[Items listed in a dataset]
---

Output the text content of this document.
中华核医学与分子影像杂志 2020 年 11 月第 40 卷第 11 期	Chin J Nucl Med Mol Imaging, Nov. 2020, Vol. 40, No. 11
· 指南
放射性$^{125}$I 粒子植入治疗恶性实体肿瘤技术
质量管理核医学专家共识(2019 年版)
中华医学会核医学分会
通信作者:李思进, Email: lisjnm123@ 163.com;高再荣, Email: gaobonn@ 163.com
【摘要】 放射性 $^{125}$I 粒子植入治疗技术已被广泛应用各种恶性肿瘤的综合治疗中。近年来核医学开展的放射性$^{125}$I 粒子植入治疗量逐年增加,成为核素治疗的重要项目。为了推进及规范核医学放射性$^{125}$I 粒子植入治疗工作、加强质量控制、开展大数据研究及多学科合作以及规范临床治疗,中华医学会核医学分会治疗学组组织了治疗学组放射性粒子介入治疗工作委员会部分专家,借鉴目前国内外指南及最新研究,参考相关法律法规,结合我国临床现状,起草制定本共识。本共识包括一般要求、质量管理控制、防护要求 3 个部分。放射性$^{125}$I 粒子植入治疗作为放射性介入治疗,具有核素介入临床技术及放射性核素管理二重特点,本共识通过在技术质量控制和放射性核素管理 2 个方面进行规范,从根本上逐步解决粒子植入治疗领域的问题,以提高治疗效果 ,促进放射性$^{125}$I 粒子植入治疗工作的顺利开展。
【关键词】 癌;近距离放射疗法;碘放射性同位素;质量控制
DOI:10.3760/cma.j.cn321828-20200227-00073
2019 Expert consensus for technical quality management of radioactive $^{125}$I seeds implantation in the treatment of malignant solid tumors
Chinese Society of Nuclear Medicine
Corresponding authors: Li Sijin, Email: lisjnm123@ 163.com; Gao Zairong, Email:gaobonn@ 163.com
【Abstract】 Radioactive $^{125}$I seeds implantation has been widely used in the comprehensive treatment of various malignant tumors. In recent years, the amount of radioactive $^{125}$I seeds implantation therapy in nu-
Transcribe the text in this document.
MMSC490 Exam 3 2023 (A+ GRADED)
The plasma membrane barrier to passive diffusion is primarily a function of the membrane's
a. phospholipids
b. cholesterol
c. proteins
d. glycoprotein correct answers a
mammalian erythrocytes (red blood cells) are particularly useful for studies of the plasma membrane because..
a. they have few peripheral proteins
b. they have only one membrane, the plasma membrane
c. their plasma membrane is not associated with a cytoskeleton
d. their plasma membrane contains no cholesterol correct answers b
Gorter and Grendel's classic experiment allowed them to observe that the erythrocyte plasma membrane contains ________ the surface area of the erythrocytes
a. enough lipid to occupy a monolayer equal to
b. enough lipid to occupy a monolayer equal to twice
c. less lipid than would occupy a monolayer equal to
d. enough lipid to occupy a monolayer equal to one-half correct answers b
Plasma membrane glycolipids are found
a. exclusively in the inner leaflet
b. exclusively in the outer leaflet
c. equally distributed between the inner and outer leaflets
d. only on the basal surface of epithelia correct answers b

---

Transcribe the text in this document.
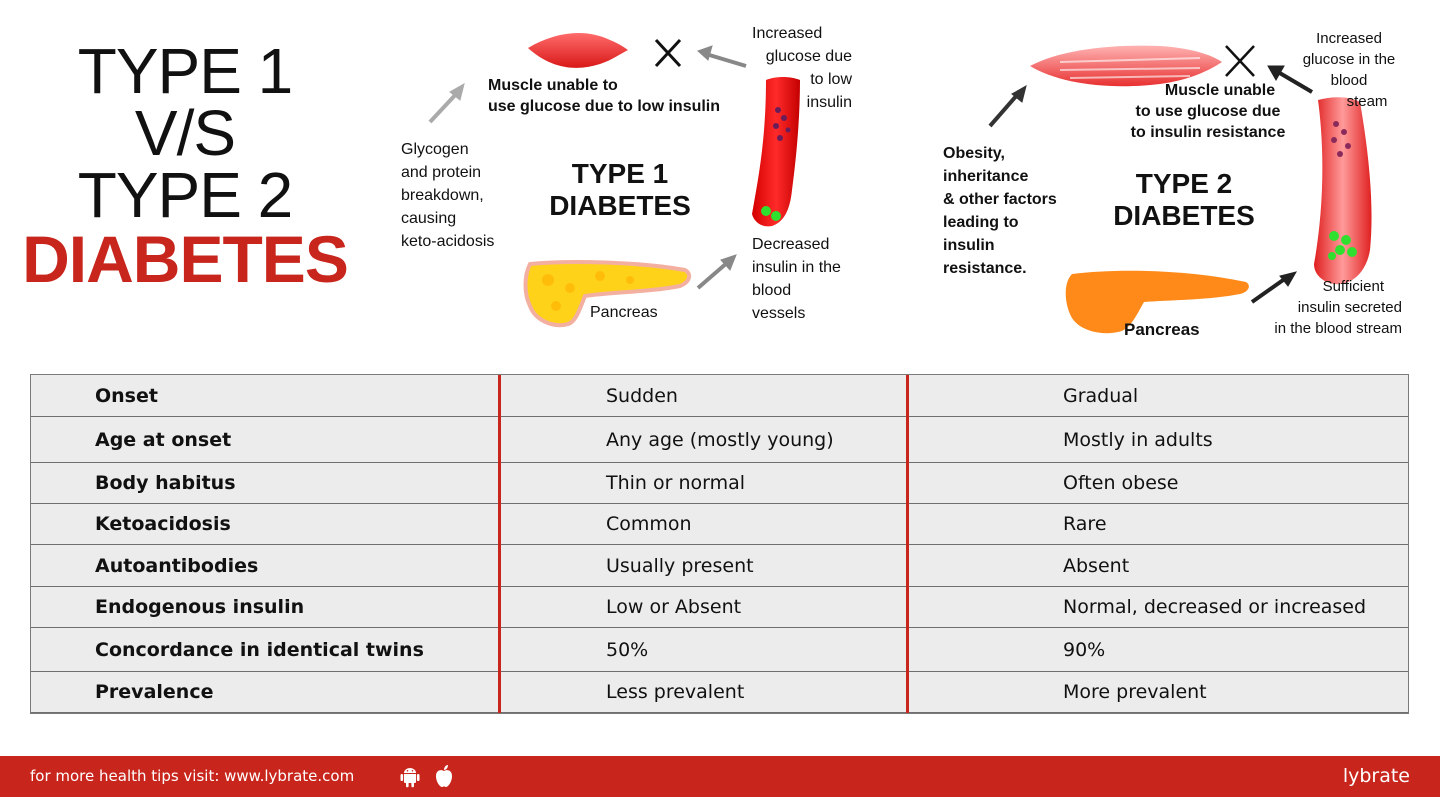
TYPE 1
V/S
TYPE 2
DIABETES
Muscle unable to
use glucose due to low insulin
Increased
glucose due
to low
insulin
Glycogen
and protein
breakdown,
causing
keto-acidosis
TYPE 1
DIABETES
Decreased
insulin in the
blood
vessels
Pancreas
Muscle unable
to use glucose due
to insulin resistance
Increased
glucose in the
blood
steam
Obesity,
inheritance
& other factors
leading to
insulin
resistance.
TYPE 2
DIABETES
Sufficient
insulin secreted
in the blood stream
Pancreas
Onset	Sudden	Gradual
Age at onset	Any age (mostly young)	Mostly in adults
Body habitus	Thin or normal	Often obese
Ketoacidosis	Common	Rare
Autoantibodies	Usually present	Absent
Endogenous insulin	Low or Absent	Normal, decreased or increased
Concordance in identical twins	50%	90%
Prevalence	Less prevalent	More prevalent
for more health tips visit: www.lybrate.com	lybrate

---

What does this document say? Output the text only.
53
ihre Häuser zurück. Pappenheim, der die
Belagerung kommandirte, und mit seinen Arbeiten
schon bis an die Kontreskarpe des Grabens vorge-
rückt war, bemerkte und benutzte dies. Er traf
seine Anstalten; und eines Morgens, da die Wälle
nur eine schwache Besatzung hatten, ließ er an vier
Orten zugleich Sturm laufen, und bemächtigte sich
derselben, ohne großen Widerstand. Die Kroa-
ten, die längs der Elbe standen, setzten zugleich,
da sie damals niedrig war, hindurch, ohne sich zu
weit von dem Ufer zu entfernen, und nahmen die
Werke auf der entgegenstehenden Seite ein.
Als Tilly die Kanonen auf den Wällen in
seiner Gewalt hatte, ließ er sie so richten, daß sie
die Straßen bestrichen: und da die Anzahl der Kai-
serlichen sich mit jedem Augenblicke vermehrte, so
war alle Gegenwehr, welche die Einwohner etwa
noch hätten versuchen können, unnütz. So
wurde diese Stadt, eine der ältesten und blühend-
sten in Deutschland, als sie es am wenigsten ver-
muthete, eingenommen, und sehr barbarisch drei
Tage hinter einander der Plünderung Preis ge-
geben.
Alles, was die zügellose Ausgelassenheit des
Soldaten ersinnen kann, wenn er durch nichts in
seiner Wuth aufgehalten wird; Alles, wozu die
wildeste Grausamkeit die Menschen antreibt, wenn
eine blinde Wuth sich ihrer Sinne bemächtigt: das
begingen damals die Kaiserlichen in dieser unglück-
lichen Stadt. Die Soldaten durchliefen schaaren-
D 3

---

If a line above holds the word "damals", copy it.

Task solution:
da sie damals niedrig war, hindurch, ohne sich zu
begingen damals die Kaiserlichen in dieser unglück-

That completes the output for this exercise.